(Stored items)
────
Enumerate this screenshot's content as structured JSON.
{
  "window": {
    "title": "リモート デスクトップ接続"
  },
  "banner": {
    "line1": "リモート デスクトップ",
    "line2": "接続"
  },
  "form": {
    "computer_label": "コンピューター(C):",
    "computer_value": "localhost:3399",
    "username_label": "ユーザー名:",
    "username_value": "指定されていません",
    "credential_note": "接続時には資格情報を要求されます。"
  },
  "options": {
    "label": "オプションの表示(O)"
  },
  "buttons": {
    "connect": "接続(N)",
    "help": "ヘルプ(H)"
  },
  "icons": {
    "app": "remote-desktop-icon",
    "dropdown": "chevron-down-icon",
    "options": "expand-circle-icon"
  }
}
────
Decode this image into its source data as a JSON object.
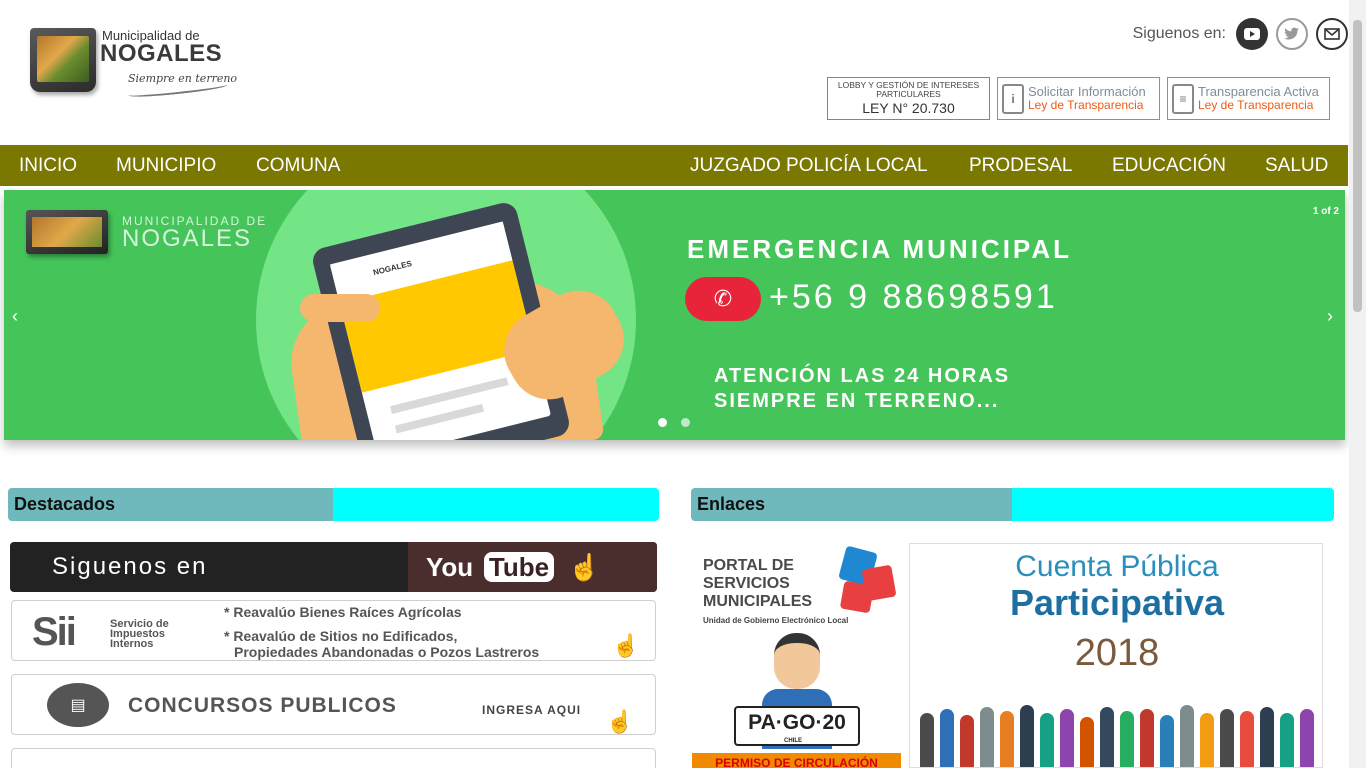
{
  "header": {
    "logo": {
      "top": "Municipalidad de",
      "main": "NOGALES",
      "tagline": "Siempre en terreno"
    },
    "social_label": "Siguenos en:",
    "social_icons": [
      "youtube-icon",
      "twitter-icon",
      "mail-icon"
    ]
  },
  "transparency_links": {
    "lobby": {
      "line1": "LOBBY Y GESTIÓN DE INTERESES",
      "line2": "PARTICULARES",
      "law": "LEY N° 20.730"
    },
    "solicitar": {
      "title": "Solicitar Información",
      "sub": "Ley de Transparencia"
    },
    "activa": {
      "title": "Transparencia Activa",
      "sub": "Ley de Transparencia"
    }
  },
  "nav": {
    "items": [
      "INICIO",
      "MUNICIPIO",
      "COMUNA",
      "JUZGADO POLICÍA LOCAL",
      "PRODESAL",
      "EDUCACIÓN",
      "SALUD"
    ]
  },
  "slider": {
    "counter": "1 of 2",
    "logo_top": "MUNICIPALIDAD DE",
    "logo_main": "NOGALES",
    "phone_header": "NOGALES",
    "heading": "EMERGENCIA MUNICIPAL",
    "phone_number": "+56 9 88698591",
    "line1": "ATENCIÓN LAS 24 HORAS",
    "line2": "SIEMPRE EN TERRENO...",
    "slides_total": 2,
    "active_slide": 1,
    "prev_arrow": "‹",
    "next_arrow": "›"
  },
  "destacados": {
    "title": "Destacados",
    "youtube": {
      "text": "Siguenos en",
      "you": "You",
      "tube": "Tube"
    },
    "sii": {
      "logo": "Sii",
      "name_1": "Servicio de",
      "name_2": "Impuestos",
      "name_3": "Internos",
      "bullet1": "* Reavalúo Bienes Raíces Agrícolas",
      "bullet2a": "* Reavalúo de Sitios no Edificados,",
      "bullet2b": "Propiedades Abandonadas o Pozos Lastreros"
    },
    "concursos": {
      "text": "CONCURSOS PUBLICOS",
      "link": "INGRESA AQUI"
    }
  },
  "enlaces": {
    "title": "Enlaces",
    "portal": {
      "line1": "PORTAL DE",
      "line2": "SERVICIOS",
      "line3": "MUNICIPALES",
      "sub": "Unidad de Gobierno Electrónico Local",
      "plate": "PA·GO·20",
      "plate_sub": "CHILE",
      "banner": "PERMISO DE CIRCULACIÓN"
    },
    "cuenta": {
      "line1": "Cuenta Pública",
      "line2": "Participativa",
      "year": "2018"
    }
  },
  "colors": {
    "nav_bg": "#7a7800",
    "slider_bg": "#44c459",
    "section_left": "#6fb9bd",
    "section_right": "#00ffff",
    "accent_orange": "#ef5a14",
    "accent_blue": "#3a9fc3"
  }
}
────
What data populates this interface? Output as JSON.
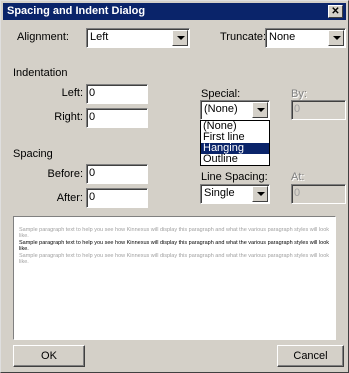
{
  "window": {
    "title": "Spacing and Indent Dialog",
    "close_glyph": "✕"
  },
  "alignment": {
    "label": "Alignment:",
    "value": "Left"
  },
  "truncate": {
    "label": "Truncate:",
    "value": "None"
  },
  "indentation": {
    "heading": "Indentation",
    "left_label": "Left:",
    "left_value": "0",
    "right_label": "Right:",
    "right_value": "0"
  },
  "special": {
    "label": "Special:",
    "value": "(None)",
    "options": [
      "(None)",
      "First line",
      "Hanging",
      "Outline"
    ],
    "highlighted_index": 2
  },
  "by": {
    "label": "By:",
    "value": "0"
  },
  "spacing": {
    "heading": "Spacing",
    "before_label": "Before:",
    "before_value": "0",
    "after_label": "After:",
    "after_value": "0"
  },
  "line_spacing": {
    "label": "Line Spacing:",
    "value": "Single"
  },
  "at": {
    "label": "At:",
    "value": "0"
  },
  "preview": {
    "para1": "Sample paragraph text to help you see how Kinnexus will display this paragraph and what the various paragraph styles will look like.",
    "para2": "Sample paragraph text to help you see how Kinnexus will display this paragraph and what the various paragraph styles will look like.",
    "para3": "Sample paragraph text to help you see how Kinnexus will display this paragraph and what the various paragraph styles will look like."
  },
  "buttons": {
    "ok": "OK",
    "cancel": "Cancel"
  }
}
────
## REQUEST
Make a copy of each line that contains the string "look".

## RESPONSE TO THIS EXERCISE
    "para1": "Sample paragraph text to help you see how Kinnexus will display this paragraph and what the various paragraph styles will look like.",
    "para2": "Sample paragraph text to help you see how Kinnexus will display this paragraph and what the various paragraph styles will look like.",
    "para3": "Sample paragraph text to help you see how Kinnexus will display this paragraph and what the various paragraph styles will look like."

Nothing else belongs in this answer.